Find the lines that hold the word "JSON" and return them.

++++ ROWS ++++

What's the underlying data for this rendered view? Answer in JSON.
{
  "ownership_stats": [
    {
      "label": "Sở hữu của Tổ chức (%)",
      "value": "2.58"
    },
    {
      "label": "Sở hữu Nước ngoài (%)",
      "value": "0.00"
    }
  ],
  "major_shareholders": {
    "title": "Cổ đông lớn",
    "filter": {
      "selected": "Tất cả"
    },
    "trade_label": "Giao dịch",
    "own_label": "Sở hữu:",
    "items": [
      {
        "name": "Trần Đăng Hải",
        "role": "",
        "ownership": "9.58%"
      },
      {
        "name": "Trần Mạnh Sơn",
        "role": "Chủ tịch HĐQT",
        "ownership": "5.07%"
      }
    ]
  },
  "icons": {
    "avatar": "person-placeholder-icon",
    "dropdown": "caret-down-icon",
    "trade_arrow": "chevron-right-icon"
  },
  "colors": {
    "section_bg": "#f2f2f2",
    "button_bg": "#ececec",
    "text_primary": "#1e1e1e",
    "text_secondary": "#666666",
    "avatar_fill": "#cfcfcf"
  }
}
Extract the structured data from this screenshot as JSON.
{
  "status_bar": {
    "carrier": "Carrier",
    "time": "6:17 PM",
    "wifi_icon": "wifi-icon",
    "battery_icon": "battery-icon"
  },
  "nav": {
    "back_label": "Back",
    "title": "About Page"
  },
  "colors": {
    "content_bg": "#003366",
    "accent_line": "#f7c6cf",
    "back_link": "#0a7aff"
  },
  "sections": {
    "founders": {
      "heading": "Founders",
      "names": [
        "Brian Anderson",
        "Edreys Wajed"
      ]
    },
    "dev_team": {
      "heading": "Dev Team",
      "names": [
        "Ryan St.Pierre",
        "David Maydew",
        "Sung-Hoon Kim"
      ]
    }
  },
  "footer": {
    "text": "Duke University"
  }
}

++++

◆ **FINAL RESULT**:
What's the underlying data for this rendered view? Answer in JSON.
Extract the structured data from this screenshot as JSON.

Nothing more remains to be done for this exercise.